Assignment =>
Answer these questions using the passage on PCBP2 and olaparib sensitivity in xenografts:
1. Which parental cells was the xenograft model derived from?
2. What olaparib dose, route, and weekly schedule were the mice given?
3. In the olaparib-treated group, how did γH2AX staining change with oePCBP2 + M3 + gNC?

Provided passage =>
--- START ---

To further validate our in vitro findings, we assessed whether PCBP2 and m⁶A-targeted regulation of PARP1 affects olaparib sensitivity in vivo using a xenograft model derived from parental SUM149PT cells. Cells were transduced with PCBP2-overexpression constructs and dCas13-ΔMETTL3 (M3) combined with either a gNC or a PARP1-specific gRNA (gPARP1) and subcutaneously injected into BALB/c nude mice. Mice were treated with olaparib (50 mg/kg, i.p., 5 days/week) or DMSO for 18 days, starting 10 days after inoculation. PCBP2 overexpression markedly reduced the tumor-suppressive effect of olaparib, resulting in increased tumor volume and weight. Importantly, targeted reintroduction of m⁶A at the PARP1 3′ UTR, using M3 + gPARP1, partially reversed this effect, restoring olaparib sensitivity in the PCBP2-overexpressing tumors (Fig. 4X; Supplementary Fig. S4C and S4D). We performed IHC to evaluate the expression of PCBP2, PARP1, γH2AX, METTL3, and YTHDF2. In the olaparib-treated group, PCBP2 overexpression (oePCBP2 + M3 + gNC) led to increased PARP1 expression and reduced γH2AX staining, suggesting enhanced DNA repair. In contrast, targeted restoration of m⁶A on PARP1 mRNA (oePCBP2 + M3 + gPARP1) resulted in decreased PARP1 levels and increased γH2AX signal, indicating impaired DNA repair and elevated DNA damage (Supplementary Fig. S4E). In summary, these in vivo results corroborate our in vitro findings, further supporting the conclusion that PCBP2 promotes olaparib resistance by stabilizing PARP1 mRNA through m⁶A-dependent mechanisms and that site-specific restoration of m⁶A marks on PARP1 can partially overcome this resistance.

--- END ---

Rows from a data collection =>
--- START ---

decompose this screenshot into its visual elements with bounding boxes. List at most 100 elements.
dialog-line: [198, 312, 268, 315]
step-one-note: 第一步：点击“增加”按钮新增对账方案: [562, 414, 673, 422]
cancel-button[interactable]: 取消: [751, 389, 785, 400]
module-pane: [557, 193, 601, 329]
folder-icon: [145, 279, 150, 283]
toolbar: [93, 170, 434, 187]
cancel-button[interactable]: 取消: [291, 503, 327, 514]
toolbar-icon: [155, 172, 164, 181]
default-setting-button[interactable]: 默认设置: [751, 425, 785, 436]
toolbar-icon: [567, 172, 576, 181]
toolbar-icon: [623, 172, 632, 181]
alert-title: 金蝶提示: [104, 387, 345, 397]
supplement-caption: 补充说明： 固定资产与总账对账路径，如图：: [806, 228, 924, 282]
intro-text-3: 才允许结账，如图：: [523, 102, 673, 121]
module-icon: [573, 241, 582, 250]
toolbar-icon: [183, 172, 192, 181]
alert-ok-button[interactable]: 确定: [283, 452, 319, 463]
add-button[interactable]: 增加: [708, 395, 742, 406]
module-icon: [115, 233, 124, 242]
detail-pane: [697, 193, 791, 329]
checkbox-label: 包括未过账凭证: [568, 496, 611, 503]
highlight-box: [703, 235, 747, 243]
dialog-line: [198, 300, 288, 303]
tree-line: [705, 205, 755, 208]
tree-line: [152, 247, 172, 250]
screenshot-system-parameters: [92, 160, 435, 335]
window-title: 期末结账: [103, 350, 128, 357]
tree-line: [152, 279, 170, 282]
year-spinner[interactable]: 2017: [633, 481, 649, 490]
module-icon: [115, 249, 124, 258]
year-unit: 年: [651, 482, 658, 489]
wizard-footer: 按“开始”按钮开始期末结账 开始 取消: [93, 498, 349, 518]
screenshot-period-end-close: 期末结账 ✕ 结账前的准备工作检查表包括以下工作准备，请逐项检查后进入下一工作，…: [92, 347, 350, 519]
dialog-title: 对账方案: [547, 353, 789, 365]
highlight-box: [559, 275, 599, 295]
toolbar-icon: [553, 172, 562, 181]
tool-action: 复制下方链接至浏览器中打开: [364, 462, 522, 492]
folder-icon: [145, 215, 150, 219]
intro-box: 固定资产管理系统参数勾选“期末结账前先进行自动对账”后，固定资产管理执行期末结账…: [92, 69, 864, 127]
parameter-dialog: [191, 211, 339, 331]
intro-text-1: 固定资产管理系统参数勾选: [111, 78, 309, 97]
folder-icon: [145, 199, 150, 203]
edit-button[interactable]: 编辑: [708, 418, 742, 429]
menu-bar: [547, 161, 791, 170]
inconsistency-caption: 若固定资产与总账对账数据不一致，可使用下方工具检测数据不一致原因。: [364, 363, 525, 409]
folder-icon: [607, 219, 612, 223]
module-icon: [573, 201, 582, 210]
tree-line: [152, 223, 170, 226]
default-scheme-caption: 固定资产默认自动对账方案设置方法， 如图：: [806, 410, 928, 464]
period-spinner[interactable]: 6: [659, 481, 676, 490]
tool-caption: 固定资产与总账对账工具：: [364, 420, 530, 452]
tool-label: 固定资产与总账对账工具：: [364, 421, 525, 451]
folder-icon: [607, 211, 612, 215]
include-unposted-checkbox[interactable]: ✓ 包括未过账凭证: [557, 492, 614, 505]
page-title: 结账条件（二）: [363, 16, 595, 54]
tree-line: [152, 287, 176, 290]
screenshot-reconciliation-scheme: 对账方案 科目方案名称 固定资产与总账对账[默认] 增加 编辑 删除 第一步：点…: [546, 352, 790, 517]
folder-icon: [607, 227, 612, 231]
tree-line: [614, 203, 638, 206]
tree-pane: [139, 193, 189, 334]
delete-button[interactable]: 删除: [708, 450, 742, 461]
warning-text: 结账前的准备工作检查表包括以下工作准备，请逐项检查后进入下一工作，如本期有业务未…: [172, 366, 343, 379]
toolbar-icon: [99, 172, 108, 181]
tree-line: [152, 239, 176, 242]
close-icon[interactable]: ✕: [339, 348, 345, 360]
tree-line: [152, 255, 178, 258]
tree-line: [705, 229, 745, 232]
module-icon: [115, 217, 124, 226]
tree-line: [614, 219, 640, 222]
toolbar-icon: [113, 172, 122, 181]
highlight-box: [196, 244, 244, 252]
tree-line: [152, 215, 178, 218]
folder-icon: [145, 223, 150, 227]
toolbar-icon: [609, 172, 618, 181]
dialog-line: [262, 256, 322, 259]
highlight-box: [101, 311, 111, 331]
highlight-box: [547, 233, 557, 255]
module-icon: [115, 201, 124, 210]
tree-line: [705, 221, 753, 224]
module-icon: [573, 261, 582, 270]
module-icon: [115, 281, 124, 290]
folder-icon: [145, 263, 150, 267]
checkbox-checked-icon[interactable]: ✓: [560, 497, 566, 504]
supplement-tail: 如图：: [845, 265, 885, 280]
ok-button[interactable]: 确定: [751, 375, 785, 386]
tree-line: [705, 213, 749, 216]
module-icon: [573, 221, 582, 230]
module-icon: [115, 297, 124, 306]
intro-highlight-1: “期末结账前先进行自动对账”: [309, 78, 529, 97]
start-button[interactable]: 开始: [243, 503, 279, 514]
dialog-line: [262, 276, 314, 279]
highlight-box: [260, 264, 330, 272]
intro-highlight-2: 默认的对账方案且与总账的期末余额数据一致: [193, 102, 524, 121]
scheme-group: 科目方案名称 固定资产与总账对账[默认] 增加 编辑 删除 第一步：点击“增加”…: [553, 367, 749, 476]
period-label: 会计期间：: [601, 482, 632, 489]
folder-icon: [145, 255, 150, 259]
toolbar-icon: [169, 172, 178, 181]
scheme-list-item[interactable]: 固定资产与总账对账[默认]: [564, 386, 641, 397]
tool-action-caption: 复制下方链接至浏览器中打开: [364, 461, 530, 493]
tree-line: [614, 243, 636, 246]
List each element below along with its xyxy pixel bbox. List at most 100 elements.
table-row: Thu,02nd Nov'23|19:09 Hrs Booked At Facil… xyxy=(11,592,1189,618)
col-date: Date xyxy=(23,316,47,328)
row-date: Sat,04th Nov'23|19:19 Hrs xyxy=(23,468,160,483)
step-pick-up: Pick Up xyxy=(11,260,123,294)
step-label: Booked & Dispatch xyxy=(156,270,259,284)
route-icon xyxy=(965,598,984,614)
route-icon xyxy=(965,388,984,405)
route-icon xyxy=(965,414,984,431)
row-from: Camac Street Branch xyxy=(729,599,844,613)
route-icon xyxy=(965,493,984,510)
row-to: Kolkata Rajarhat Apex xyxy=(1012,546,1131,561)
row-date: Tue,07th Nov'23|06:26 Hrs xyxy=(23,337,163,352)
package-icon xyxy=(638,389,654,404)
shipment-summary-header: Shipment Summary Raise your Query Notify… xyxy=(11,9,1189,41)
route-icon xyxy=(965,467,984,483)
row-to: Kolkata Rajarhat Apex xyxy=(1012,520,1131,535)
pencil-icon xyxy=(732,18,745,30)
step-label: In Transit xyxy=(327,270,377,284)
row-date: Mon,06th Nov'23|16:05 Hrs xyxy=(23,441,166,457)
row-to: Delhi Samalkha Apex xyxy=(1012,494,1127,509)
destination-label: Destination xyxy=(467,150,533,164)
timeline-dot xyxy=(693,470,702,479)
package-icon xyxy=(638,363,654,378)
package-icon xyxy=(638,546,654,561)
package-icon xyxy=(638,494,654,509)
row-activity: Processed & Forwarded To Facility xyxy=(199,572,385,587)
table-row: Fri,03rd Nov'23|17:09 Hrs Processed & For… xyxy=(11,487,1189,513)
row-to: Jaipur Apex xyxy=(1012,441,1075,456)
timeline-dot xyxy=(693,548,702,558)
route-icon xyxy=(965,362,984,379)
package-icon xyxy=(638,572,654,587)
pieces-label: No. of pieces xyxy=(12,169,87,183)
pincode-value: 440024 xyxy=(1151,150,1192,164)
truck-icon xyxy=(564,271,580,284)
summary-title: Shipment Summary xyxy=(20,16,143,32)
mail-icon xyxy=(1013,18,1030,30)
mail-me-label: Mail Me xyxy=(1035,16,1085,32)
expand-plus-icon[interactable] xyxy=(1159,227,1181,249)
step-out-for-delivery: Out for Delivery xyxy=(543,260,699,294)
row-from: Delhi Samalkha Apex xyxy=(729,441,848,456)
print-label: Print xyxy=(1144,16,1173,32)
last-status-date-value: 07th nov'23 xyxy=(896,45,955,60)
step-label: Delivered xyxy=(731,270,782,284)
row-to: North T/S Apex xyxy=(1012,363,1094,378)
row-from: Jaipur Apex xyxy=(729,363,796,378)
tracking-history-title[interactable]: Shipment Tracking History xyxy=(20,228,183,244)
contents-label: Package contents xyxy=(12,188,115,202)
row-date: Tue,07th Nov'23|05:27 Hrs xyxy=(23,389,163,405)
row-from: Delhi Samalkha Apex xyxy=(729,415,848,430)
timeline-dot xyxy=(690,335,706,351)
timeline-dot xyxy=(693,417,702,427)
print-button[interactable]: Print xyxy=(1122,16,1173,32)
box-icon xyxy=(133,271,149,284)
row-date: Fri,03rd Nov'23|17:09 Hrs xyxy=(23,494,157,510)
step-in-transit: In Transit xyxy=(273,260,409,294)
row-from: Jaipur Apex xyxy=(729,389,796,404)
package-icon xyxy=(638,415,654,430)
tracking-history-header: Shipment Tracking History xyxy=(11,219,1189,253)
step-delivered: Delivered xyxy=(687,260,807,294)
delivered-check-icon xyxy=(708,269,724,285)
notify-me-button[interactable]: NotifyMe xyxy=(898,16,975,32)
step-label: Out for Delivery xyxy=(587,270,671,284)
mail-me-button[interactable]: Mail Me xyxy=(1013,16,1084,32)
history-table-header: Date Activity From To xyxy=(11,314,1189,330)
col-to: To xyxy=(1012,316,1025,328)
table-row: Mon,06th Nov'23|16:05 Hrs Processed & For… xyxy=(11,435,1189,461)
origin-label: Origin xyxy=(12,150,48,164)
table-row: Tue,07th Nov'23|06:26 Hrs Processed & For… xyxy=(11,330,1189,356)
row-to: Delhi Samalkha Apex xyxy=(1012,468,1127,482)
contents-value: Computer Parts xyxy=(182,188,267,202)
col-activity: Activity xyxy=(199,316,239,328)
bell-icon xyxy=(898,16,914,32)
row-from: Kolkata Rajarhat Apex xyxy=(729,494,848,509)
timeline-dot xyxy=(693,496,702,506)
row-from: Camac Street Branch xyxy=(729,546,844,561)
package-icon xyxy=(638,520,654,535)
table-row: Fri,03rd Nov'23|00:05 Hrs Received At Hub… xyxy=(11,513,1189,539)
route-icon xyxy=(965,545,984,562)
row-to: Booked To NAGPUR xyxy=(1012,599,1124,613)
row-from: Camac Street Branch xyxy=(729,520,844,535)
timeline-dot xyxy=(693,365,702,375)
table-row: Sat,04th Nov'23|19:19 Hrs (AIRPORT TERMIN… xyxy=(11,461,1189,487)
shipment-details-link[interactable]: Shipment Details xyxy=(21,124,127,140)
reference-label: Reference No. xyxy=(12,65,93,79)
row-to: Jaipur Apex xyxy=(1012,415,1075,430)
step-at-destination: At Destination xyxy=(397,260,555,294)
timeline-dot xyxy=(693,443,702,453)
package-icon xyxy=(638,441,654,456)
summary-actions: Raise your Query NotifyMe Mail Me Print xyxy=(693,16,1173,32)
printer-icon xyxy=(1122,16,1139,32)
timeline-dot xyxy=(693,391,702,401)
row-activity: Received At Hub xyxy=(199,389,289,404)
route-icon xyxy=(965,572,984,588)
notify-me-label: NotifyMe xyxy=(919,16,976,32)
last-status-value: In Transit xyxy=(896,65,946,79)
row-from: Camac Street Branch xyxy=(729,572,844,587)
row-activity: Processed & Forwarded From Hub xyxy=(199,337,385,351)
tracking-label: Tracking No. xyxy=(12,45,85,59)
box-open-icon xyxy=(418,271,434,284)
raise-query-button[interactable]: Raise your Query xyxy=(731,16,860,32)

--- END ---

Written response =>
1. Parental SUM149PT cells.
2. 50 mg/kg, intraperitoneally, 5 days per week.
3. It was reduced.